▶ _Written instruction_
Filter this data down to the lines that hold "khách", and copy them.

## start

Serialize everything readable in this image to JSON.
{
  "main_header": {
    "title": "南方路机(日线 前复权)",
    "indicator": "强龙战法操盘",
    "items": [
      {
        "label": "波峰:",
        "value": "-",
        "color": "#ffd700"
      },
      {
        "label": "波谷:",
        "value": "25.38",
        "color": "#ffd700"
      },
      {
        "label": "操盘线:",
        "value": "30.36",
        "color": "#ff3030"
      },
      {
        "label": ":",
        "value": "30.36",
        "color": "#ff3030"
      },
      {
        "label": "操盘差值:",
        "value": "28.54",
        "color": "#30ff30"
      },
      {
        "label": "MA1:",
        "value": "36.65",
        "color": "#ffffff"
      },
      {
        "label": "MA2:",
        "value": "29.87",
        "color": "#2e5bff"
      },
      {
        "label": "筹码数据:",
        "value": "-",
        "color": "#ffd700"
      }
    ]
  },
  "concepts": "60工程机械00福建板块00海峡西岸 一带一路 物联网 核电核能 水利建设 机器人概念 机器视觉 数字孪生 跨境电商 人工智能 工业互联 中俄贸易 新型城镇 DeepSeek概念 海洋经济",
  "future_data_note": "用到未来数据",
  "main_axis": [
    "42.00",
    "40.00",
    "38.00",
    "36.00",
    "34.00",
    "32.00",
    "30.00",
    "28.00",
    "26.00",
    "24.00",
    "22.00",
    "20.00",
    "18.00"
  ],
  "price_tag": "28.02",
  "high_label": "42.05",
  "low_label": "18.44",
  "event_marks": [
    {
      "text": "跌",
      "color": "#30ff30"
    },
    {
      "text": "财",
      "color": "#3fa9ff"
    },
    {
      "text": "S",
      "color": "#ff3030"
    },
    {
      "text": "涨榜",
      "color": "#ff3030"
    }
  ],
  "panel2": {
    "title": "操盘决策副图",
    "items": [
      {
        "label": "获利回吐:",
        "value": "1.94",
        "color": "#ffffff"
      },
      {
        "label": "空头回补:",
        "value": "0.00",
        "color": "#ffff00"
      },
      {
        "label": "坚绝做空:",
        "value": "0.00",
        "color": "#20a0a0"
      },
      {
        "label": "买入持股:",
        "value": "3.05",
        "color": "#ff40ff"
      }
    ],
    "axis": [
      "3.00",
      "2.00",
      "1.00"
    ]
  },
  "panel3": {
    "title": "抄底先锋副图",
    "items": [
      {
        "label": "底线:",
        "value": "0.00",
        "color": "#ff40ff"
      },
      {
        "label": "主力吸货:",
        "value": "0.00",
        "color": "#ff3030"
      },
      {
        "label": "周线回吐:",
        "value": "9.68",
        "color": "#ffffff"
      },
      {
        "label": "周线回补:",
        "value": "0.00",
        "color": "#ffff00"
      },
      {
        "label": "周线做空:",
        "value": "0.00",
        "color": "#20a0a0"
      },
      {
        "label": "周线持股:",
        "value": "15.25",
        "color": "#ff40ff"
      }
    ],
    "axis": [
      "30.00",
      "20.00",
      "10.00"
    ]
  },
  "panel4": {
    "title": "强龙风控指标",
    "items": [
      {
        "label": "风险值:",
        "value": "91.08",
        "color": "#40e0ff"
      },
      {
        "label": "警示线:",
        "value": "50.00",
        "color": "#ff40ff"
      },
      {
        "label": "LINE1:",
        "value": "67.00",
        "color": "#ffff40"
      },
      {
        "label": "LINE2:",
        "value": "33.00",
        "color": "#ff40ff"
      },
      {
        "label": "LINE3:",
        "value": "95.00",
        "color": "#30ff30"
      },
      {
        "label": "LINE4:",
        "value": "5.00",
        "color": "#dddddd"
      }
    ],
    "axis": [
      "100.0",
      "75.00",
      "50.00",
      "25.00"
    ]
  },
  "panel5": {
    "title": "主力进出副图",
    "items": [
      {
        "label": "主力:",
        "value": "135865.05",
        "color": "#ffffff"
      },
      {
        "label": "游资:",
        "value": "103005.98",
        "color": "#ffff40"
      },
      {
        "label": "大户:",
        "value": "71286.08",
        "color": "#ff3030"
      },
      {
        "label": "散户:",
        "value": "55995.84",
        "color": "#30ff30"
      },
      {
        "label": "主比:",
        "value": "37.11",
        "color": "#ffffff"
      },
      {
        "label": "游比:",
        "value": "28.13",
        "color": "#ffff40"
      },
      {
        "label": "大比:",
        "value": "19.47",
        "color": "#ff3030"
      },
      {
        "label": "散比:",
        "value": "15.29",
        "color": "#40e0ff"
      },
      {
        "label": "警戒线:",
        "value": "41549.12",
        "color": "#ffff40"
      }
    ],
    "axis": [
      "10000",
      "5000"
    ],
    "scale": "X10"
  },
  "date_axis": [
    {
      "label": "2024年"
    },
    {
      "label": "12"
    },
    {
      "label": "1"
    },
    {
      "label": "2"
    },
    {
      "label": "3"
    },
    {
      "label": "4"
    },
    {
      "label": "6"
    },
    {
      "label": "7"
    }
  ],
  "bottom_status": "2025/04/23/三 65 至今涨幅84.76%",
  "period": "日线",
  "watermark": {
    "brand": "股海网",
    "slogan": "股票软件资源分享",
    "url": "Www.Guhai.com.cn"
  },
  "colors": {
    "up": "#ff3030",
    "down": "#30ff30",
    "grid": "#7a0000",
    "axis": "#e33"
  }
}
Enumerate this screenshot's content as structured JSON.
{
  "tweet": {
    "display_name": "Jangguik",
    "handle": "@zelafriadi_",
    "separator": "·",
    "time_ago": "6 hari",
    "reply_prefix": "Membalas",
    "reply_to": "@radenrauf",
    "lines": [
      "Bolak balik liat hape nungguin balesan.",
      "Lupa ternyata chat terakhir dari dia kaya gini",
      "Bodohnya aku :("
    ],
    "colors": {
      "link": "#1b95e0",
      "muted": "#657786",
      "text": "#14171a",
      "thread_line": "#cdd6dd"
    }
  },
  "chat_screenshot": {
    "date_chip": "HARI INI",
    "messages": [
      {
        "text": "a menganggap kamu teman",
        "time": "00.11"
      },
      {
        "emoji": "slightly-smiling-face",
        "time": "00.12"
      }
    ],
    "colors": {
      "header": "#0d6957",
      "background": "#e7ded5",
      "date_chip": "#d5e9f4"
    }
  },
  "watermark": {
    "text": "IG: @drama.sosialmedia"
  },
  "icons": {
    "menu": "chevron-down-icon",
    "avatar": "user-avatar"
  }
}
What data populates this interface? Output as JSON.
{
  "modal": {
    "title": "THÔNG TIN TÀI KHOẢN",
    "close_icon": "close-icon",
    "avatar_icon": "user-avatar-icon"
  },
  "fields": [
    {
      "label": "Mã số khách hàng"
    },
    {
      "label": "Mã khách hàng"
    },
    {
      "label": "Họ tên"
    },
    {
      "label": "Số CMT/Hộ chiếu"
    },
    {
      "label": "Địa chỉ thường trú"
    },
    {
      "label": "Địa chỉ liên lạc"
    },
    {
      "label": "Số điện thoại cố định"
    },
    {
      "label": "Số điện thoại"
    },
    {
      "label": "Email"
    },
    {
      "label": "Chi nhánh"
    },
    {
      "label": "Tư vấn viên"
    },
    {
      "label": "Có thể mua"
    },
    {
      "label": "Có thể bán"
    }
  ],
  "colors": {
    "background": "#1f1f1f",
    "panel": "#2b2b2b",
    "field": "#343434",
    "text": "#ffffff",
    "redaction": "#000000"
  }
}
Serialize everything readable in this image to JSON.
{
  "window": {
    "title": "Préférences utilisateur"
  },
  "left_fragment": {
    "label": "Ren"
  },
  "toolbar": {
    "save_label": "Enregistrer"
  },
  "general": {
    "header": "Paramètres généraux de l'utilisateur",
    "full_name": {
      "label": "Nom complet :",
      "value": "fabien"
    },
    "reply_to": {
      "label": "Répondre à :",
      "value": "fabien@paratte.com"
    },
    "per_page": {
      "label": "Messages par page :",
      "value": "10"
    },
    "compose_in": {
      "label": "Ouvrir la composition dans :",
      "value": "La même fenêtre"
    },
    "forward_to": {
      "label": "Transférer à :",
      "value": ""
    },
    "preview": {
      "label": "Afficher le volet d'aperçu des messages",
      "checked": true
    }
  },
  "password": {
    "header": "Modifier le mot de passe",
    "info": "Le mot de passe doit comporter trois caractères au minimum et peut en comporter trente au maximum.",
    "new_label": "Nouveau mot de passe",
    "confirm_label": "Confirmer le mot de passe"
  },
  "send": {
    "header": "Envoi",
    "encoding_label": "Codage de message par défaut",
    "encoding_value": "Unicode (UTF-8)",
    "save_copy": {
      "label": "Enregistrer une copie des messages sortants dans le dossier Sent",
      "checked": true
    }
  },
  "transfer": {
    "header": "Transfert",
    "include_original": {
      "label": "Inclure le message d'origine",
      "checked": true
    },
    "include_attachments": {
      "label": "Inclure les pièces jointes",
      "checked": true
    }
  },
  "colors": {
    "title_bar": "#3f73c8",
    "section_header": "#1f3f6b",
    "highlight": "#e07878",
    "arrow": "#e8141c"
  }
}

## end

▶ _Response to this exercise_
      "label": "Mã số khách hàng"
      "label": "Mã khách hàng"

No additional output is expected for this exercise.